→ **TASK PROMPT**: Below is a set of records; print all of them exactly as written.

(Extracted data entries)
----------------

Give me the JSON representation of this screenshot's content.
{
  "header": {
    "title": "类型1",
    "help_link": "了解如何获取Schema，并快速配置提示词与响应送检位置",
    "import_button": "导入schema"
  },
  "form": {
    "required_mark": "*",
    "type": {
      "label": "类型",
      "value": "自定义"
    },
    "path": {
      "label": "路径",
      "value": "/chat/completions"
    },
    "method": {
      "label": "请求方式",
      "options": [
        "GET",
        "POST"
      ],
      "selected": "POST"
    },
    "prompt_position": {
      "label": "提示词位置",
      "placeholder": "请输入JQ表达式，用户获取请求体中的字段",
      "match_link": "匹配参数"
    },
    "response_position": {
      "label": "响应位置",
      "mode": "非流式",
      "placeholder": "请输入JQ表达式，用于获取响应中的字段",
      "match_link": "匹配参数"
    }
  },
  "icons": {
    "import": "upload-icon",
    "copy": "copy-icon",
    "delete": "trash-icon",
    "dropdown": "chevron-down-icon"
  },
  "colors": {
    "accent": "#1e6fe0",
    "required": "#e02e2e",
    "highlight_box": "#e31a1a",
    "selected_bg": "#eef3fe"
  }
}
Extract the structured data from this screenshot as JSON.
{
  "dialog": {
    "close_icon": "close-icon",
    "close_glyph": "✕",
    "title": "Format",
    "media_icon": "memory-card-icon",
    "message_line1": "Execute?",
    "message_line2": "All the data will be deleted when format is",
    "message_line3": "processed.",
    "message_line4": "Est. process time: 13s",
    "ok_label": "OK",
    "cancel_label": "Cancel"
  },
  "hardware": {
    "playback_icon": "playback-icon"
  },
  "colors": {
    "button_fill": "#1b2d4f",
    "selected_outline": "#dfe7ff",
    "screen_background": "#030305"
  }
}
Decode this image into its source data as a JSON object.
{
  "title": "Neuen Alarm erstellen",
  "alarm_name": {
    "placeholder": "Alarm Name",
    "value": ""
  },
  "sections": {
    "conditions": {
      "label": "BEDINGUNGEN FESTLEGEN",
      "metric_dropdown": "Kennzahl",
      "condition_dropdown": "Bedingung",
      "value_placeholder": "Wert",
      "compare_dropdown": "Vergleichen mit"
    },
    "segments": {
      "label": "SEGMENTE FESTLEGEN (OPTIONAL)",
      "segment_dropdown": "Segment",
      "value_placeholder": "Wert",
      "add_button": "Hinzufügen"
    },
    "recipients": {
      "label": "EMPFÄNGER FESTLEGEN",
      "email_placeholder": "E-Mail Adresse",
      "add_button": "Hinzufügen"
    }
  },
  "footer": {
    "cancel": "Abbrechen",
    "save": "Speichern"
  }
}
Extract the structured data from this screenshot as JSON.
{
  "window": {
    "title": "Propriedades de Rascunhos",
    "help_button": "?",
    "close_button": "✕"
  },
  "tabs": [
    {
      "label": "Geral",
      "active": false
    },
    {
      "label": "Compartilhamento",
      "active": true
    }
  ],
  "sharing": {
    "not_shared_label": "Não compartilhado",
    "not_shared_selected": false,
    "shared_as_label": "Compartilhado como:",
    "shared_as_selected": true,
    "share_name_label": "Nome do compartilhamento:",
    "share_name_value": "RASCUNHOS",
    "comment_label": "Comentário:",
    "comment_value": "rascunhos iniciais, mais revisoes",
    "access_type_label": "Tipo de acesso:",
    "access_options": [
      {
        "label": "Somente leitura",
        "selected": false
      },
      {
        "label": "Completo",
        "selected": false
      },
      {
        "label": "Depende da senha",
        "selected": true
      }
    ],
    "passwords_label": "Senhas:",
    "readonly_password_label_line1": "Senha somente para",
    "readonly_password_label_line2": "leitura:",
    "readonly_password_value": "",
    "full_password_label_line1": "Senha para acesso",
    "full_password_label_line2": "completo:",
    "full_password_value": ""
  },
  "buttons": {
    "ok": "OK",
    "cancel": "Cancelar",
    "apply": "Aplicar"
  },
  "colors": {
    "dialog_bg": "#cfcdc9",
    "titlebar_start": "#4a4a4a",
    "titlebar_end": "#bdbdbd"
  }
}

----------------

→ **THE ANSWER**:
Give me the JSON representation of this screenshot's content.
{
  "header": {
    "title": "类型1",
    "help_link": "了解如何获取Schema，并快速配置提示词与响应送检位置",
    "import_button": "导入schema"
  },
  "form": {
    "required_mark": "*",
    "type": {
      "label": "类型",
      "value": "自定义"
    },
    "path": {
      "label": "路径",
      "value": "/chat/completions"
    },
    "method": {
      "label": "请求方式",
      "options": [
        "GET",
        "POST"
      ],
      "selected": "POST"
    },
    "prompt_position": {
      "label": "提示词位置",
      "placeholder": "请输入JQ表达式，用户获取请求体中的字段",
      "match_link": "匹配参数"
    },
    "response_position": {
      "label": "响应位置",
      "mode": "非流式",
      "placeholder": "请输入JQ表达式，用于获取响应中的字段",
      "match_link": "匹配参数"
    }
  },
  "icons": {
    "import": "upload-icon",
    "copy": "copy-icon",
    "delete": "trash-icon",
    "dropdown": "chevron-down-icon"
  },
  "colors": {
    "accent": "#1e6fe0",
    "required": "#e02e2e",
    "highlight_box": "#e31a1a",
    "selected_bg": "#eef3fe"
  }
}
Extract the structured data from this screenshot as JSON.
{
  "dialog": {
    "close_icon": "close-icon",
    "close_glyph": "✕",
    "title": "Format",
    "media_icon": "memory-card-icon",
    "message_line1": "Execute?",
    "message_line2": "All the data will be deleted when format is",
    "message_line3": "processed.",
    "message_line4": "Est. process time: 13s",
    "ok_label": "OK",
    "cancel_label": "Cancel"
  },
  "hardware": {
    "playback_icon": "playback-icon"
  },
  "colors": {
    "button_fill": "#1b2d4f",
    "selected_outline": "#dfe7ff",
    "screen_background": "#030305"
  }
}
Decode this image into its source data as a JSON object.
{
  "title": "Neuen Alarm erstellen",
  "alarm_name": {
    "placeholder": "Alarm Name",
    "value": ""
  },
  "sections": {
    "conditions": {
      "label": "BEDINGUNGEN FESTLEGEN",
      "metric_dropdown": "Kennzahl",
      "condition_dropdown": "Bedingung",
      "value_placeholder": "Wert",
      "compare_dropdown": "Vergleichen mit"
    },
    "segments": {
      "label": "SEGMENTE FESTLEGEN (OPTIONAL)",
      "segment_dropdown": "Segment",
      "value_placeholder": "Wert",
      "add_button": "Hinzufügen"
    },
    "recipients": {
      "label": "EMPFÄNGER FESTLEGEN",
      "email_placeholder": "E-Mail Adresse",
      "add_button": "Hinzufügen"
    }
  },
  "footer": {
    "cancel": "Abbrechen",
    "save": "Speichern"
  }
}
Extract the structured data from this screenshot as JSON.
{
  "window": {
    "title": "Propriedades de Rascunhos",
    "help_button": "?",
    "close_button": "✕"
  },
  "tabs": [
    {
      "label": "Geral",
      "active": false
    },
    {
      "label": "Compartilhamento",
      "active": true
    }
  ],
  "sharing": {
    "not_shared_label": "Não compartilhado",
    "not_shared_selected": false,
    "shared_as_label": "Compartilhado como:",
    "shared_as_selected": true,
    "share_name_label": "Nome do compartilhamento:",
    "share_name_value": "RASCUNHOS",
    "comment_label": "Comentário:",
    "comment_value": "rascunhos iniciais, mais revisoes",
    "access_type_label": "Tipo de acesso:",
    "access_options": [
      {
        "label": "Somente leitura",
        "selected": false
      },
      {
        "label": "Completo",
        "selected": false
      },
      {
        "label": "Depende da senha",
        "selected": true
      }
    ],
    "passwords_label": "Senhas:",
    "readonly_password_label_line1": "Senha somente para",
    "readonly_password_label_line2": "leitura:",
    "readonly_password_value": "",
    "full_password_label_line1": "Senha para acesso",
    "full_password_label_line2": "completo:",
    "full_password_value": ""
  },
  "buttons": {
    "ok": "OK",
    "cancel": "Cancelar",
    "apply": "Aplicar"
  },
  "colors": {
    "dialog_bg": "#cfcdc9",
    "titlebar_start": "#4a4a4a",
    "titlebar_end": "#bdbdbd"
  }
}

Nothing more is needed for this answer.